— Start —

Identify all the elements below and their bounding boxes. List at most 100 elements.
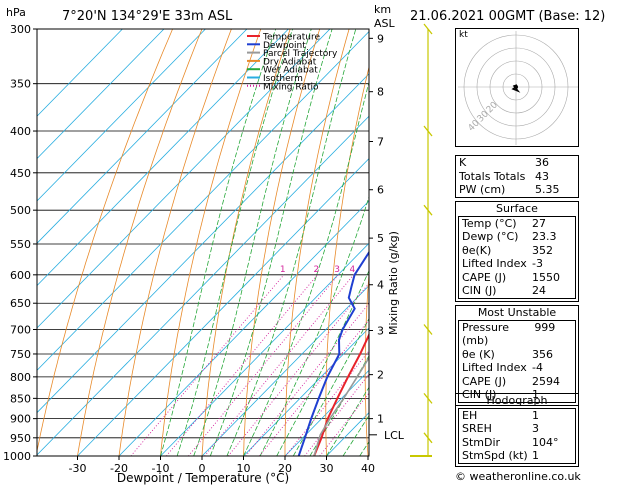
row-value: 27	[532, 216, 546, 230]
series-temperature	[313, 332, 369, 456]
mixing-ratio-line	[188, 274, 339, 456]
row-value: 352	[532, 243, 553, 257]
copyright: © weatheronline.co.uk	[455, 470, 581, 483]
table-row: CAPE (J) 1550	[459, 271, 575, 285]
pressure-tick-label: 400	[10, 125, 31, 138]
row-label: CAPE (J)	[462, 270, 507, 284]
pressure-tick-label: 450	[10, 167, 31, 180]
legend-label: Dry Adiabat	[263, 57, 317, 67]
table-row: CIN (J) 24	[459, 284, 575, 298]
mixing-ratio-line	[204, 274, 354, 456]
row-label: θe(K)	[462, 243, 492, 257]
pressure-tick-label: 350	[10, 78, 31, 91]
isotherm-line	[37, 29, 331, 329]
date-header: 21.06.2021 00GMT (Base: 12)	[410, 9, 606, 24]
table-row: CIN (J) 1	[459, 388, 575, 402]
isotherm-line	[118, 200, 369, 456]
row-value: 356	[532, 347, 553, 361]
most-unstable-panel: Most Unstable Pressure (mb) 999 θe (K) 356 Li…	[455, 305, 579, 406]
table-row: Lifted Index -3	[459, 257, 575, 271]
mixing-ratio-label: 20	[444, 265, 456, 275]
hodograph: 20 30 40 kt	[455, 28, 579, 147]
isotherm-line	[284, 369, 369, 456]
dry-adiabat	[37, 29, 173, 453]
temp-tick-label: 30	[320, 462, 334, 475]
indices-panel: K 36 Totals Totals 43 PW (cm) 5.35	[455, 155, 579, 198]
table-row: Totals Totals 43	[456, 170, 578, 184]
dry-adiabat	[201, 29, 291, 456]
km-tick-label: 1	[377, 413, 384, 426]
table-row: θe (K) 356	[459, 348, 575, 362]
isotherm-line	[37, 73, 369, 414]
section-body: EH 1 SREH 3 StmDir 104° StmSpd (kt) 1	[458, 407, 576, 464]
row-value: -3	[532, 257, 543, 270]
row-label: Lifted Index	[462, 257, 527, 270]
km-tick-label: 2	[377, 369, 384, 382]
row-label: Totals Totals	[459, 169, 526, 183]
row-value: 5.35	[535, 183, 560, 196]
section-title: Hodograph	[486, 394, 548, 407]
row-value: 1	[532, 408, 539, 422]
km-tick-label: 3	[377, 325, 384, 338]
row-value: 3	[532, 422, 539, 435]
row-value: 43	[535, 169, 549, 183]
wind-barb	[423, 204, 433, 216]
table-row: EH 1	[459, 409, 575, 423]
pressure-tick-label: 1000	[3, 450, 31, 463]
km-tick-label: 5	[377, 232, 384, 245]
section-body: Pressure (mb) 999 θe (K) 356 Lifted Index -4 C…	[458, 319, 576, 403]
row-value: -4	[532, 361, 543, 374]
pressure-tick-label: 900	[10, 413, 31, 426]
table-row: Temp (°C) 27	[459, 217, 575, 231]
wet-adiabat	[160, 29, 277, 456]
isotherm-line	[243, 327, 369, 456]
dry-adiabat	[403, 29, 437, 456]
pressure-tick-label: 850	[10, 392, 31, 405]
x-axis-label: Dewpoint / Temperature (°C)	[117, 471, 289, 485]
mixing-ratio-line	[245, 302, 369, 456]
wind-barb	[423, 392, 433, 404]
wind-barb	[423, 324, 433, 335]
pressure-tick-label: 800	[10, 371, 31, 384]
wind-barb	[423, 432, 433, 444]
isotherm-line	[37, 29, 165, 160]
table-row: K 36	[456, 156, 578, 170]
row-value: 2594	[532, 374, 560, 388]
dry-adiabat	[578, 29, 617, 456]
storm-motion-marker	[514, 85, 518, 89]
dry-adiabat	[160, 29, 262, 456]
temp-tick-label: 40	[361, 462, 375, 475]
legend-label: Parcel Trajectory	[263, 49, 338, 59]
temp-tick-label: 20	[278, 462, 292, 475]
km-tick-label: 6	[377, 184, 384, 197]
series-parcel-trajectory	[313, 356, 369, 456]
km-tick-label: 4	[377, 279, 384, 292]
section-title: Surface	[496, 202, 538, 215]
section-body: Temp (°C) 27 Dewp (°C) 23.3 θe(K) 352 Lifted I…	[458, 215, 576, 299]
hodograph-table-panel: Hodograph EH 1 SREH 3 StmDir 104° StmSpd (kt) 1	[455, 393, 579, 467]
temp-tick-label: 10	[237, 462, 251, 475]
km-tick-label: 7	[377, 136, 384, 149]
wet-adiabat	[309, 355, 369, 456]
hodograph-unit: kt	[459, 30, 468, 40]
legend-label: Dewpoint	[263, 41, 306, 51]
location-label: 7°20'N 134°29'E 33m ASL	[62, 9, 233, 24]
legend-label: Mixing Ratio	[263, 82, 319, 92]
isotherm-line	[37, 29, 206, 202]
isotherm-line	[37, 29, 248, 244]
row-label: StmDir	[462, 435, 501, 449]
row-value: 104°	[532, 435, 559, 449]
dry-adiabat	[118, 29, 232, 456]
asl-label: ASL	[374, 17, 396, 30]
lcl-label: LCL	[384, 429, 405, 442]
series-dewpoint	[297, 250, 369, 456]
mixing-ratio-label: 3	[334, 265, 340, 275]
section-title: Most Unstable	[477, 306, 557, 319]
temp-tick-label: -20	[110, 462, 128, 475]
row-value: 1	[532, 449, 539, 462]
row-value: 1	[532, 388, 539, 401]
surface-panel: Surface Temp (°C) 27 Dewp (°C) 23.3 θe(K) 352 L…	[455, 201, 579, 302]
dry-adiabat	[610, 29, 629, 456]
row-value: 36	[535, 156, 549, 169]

— End —

[WRITTEN REQUEST] Please turn every line of the items above into a Markdown table with two columns, Row for the row number and Line for the line itself, and skip any blank lines. Leave the pictures out.

[WRITTEN ANSWER]
| Row | Line |
|---|---|
| 1 | Identify all the elements below and their bounding boxes. List at most 100 elements. |
| 2 | row-value: 27	[532, 216, 546, 230] |
| 3 | series-temperature	[313, 332, 369, 456] |
| 4 | mixing-ratio-line	[188, 274, 339, 456] |
| 5 | row-value: 352	[532, 243, 553, 257] |
| 6 | copyright: © weatheronline.co.uk	[455, 470, 581, 483] |
| 7 | table-row: CAPE (J) 1550	[459, 271, 575, 285] |
| 8 | pressure-tick-label: 400	[10, 125, 31, 138] |
| 9 | row-label: CAPE (J)	[462, 270, 507, 284] |
| 10 | pressure-tick-label: 450	[10, 167, 31, 180] |
| 11 | legend-label: Dry Adiabat	[263, 57, 317, 67] |
| 12 | table-row: CIN (J) 24	[459, 284, 575, 298] |
| 13 | mixing-ratio-line	[204, 274, 354, 456] |
| 14 | row-label: θe(K)	[462, 243, 492, 257] |
| 15 | pressure-tick-label: 350	[10, 78, 31, 91] |
| 16 | isotherm-line	[37, 29, 331, 329] |
| 17 | date-header: 21.06.2021 00GMT (Base: 12)	[410, 9, 606, 24] |
| 18 | table-row: CIN (J) 1	[459, 388, 575, 402] |
| 19 | isotherm-line	[118, 200, 369, 456] |
| 20 | row-value: 356	[532, 347, 553, 361] |
| 21 | most-unstable-panel: Most Unstable Pressure (mb) 999 θe (K) 356 Li…	[455, 305, 579, 406] |
| 22 | table-row: Lifted Index -3	[459, 257, 575, 271] |
| 23 | mixing-ratio-label: 20	[444, 265, 456, 275] |
| 24 | hodograph: 20 30 40 kt	[455, 28, 579, 147] |
| 25 | isotherm-line	[284, 369, 369, 456] |
| 26 | dry-adiabat	[37, 29, 173, 453] |
| 27 | temp-tick-label: 30	[320, 462, 334, 475] |
| 28 | indices-panel: K 36 Totals Totals 43 PW (cm) 5.35	[455, 155, 579, 198] |
| 29 | table-row: Totals Totals 43	[456, 170, 578, 184] |
| 30 | dry-adiabat	[201, 29, 291, 456] |
| 31 | km-tick-label: 1	[377, 413, 384, 426] |
| 32 | table-row: θe (K) 356	[459, 348, 575, 362] |
| 33 | isotherm-line	[37, 73, 369, 414] |
| 34 | section-body: EH 1 SREH 3 StmDir 104° StmSpd (kt) 1	[458, 407, 576, 464] |
| 35 | row-value: -3	[532, 257, 543, 270] |
| 36 | row-label: Lifted Index	[462, 257, 527, 270] |
| 37 | km-tick-label: 2	[377, 369, 384, 382] |
| 38 | row-label: Totals Totals	[459, 169, 526, 183] |
| 39 | row-value: 5.35	[535, 183, 560, 196] |
| 40 | section-title: Hodograph	[486, 394, 548, 407] |
| 41 | row-value: 1	[532, 408, 539, 422] |
| 42 | km-tick-label: 3	[377, 325, 384, 338] |
| 43 | row-value: 3	[532, 422, 539, 435] |
| 44 | row-value: 43	[535, 169, 549, 183] |
| 45 | wind-barb	[423, 204, 433, 216] |
| 46 | table-row: EH 1	[459, 409, 575, 423] |
| 47 | pressure-tick-label: 1000	[3, 450, 31, 463] |
| 48 | km-tick-label: 5	[377, 232, 384, 245] |
| 49 | section-body: Pressure (mb) 999 θe (K) 356 Lifted Index -4 C…	[458, 319, 576, 403] |
| 50 | row-value: -4	[532, 361, 543, 374] |
| 51 | pressure-tick-label: 900	[10, 413, 31, 426] |
| 52 | table-row: Temp (°C) 27	[459, 217, 575, 231] |
| 53 | wet-adiabat	[160, 29, 277, 456] |
| 54 | isotherm-line	[243, 327, 369, 456] |
| 55 | dry-adiabat	[403, 29, 437, 456] |
| 56 | pressure-tick-label: 850	[10, 392, 31, 405] |
| 57 | x-axis-label: Dewpoint / Temperature (°C)	[117, 471, 289, 485] |
| 58 | mixing-ratio-line	[245, 302, 369, 456] |
| 59 | wind-barb	[423, 392, 433, 404] |
| 60 | wind-barb	[423, 324, 433, 335] |
| 61 | pressure-tick-label: 800	[10, 371, 31, 384] |
| 62 | wind-barb	[423, 432, 433, 444] |
| 63 | isotherm-line	[37, 29, 165, 160] |
| 64 | table-row: K 36	[456, 156, 578, 170] |
| 65 | row-value: 2594	[532, 374, 560, 388] |
| 66 | dry-adiabat	[578, 29, 617, 456] |
| 67 | storm-motion-marker	[514, 85, 518, 89] |
| 68 | dry-adiabat	[160, 29, 262, 456] |
| 69 | temp-tick-label: 40	[361, 462, 375, 475] |
| 70 | legend-label: Parcel Trajectory	[263, 49, 338, 59] |
| 71 | temp-tick-label: 20	[278, 462, 292, 475] |
| 72 | km-tick-label: 6	[377, 184, 384, 197] |
| 73 | series-parcel-trajectory	[313, 356, 369, 456] |
| 74 | km-tick-label: 4	[377, 279, 384, 292] |
| 75 | section-title: Surface	[496, 202, 538, 215] |
| 76 | section-body: Temp (°C) 27 Dewp (°C) 23.3 θe(K) 352 Lifted I…	[458, 215, 576, 299] |
| 77 | hodograph-table-panel: Hodograph EH 1 SREH 3 StmDir 104° StmSpd (kt) 1	[455, 393, 579, 467] |
| 78 | temp-tick-label: 10	[237, 462, 251, 475] |
| 79 | km-tick-label: 7	[377, 136, 384, 149] |
| 80 | wet-adiabat	[309, 355, 369, 456] |
| 81 | hodograph-unit: kt	[459, 30, 468, 40] |
| 82 | legend-label: Dewpoint	[263, 41, 306, 51] |
| 83 | location-label: 7°20'N 134°29'E 33m ASL	[62, 9, 233, 24] |
| 84 | legend-label: Mixing Ratio	[263, 82, 319, 92] |
| 85 | isotherm-line	[37, 29, 206, 202] |
| 86 | isotherm-line	[37, 29, 248, 244] |
| 87 | row-label: StmDir	[462, 435, 501, 449] |
| 88 | row-value: 104°	[532, 435, 559, 449] |
| 89 | dry-adiabat	[118, 29, 232, 456] |
| 90 | asl-label: ASL	[374, 17, 396, 30] |
| 91 | lcl-label: LCL	[384, 429, 405, 442] |
| 92 | series-dewpoint	[297, 250, 369, 456] |
| 93 | mixing-ratio-label: 3	[334, 265, 340, 275] |
| 94 | section-title: Most Unstable	[477, 306, 557, 319] |
| 95 | temp-tick-label: -20	[110, 462, 128, 475] |
| 96 | row-value: 1	[532, 449, 539, 462] |
| 97 | row-value: 1	[532, 388, 539, 401] |
| 98 | surface-panel: Surface Temp (°C) 27 Dewp (°C) 23.3 θe(K) 352 L…	[455, 201, 579, 302] |
| 99 | dry-adiabat	[610, 29, 629, 456] |
| 100 | row-value: 36	[535, 156, 549, 169] |